• [TO DO]: Provide the count of lines that hold "Address" and no other output.

Stored records
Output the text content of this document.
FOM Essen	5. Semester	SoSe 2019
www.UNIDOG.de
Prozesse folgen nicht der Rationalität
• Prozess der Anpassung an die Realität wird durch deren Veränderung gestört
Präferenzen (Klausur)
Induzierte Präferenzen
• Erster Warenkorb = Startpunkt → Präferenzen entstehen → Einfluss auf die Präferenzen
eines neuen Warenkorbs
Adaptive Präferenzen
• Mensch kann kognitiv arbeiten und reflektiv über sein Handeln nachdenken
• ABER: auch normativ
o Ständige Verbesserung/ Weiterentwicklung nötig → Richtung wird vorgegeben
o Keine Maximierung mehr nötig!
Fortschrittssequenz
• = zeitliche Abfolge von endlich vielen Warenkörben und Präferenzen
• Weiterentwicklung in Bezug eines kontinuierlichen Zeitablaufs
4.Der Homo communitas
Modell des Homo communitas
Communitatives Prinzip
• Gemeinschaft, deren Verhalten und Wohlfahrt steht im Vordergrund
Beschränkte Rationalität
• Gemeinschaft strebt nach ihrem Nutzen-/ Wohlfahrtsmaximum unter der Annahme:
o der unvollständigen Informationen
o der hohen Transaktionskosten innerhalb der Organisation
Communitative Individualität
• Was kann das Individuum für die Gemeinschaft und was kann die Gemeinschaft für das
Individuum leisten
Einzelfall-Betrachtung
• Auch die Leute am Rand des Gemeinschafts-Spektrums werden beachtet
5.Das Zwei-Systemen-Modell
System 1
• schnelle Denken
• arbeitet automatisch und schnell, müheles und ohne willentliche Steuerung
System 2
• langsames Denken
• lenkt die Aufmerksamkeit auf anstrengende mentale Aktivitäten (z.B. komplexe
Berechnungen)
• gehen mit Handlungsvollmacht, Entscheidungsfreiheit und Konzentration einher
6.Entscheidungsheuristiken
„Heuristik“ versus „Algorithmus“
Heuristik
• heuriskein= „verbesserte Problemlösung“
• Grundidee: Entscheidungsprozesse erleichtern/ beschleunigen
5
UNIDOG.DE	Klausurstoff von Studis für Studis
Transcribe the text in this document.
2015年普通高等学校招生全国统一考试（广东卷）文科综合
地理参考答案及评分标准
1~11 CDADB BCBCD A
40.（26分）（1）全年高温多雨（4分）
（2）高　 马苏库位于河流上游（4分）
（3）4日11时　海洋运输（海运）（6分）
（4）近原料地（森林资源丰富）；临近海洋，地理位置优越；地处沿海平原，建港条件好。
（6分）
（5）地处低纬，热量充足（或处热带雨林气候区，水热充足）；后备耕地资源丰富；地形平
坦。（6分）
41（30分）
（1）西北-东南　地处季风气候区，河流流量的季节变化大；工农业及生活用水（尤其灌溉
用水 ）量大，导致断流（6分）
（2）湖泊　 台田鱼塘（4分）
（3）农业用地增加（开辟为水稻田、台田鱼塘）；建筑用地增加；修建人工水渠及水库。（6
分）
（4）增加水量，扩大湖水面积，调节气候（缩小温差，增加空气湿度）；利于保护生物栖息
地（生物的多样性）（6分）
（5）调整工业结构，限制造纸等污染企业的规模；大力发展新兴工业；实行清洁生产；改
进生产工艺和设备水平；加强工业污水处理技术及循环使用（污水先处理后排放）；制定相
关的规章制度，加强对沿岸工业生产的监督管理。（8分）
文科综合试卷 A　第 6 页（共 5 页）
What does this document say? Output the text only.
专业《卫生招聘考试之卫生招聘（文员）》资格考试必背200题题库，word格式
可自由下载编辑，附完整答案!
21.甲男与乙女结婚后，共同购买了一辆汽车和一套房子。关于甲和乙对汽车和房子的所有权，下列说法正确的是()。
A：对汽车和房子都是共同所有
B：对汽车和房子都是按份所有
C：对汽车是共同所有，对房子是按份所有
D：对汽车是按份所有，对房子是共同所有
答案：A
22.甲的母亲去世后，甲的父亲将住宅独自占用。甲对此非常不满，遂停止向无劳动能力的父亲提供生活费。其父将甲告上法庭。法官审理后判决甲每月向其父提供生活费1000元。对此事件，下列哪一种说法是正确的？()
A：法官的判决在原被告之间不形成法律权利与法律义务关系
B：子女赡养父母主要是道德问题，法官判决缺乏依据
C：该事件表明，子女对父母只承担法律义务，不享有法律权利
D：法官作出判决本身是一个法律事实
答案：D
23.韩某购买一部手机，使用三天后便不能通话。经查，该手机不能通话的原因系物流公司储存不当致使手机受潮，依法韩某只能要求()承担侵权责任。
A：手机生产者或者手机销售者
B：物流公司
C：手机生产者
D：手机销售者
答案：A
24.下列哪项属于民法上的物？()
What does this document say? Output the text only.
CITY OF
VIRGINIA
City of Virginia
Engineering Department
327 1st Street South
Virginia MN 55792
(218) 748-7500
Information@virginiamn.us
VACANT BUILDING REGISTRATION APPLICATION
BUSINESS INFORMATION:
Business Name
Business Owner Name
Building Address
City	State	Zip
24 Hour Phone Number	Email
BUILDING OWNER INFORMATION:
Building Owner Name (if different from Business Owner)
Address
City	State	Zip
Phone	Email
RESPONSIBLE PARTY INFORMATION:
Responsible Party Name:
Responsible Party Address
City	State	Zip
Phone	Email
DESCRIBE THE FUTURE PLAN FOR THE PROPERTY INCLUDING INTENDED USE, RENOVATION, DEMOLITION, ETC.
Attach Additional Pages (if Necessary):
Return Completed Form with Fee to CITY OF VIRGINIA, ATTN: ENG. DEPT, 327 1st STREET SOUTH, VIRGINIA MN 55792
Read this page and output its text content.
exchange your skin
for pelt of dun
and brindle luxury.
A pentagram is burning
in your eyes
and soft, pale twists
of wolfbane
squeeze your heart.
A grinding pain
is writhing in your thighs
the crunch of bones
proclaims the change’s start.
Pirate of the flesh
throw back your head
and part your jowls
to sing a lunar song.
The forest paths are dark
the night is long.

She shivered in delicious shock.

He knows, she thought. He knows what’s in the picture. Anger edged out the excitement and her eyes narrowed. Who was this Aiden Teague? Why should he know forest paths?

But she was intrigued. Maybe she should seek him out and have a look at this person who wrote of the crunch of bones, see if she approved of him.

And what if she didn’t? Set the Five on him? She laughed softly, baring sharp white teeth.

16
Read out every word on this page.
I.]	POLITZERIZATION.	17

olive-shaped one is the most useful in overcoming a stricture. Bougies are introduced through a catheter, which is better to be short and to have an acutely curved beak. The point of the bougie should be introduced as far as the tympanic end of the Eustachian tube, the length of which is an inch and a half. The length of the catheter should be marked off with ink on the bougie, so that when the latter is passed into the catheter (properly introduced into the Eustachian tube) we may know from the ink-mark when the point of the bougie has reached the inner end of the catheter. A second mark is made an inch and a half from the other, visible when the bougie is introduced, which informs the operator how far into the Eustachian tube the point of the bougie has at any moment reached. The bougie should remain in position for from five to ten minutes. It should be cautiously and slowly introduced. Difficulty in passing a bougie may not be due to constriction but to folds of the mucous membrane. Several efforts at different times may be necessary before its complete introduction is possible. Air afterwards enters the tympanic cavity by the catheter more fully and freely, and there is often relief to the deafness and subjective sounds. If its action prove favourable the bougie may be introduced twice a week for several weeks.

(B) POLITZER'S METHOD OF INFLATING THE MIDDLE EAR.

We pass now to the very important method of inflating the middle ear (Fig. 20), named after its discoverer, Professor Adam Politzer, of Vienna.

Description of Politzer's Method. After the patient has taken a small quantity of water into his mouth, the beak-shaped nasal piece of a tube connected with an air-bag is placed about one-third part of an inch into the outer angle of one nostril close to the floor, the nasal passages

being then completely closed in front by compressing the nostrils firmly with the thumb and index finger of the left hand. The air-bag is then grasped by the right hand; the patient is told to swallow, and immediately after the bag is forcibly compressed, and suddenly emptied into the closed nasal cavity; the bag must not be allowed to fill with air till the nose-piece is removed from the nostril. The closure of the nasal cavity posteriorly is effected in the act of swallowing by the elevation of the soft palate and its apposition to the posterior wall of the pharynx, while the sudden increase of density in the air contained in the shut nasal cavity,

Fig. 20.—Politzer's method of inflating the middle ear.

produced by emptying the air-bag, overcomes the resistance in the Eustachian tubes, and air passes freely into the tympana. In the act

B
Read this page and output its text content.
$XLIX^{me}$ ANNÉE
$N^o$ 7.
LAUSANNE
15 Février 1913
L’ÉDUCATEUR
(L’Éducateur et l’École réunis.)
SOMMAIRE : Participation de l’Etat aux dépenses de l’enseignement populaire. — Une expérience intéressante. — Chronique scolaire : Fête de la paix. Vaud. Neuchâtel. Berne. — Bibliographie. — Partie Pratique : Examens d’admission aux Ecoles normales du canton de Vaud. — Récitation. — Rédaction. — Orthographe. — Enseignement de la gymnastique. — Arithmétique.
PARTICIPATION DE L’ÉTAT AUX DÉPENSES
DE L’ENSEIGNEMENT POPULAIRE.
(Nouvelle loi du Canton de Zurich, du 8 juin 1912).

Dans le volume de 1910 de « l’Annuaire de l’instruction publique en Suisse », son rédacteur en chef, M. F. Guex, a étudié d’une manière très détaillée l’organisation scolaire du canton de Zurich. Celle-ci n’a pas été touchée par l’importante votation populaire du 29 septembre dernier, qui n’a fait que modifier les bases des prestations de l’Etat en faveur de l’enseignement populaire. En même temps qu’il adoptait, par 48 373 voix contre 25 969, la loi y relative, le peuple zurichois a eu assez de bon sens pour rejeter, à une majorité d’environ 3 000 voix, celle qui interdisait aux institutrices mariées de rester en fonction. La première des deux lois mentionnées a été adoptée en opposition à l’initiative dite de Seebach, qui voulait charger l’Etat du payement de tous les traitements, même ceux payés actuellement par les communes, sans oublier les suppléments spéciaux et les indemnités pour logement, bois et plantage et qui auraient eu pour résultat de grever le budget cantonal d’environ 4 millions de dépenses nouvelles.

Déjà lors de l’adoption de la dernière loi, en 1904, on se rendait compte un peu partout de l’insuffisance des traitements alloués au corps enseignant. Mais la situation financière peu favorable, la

• [CORRECT OUTPUT]: 3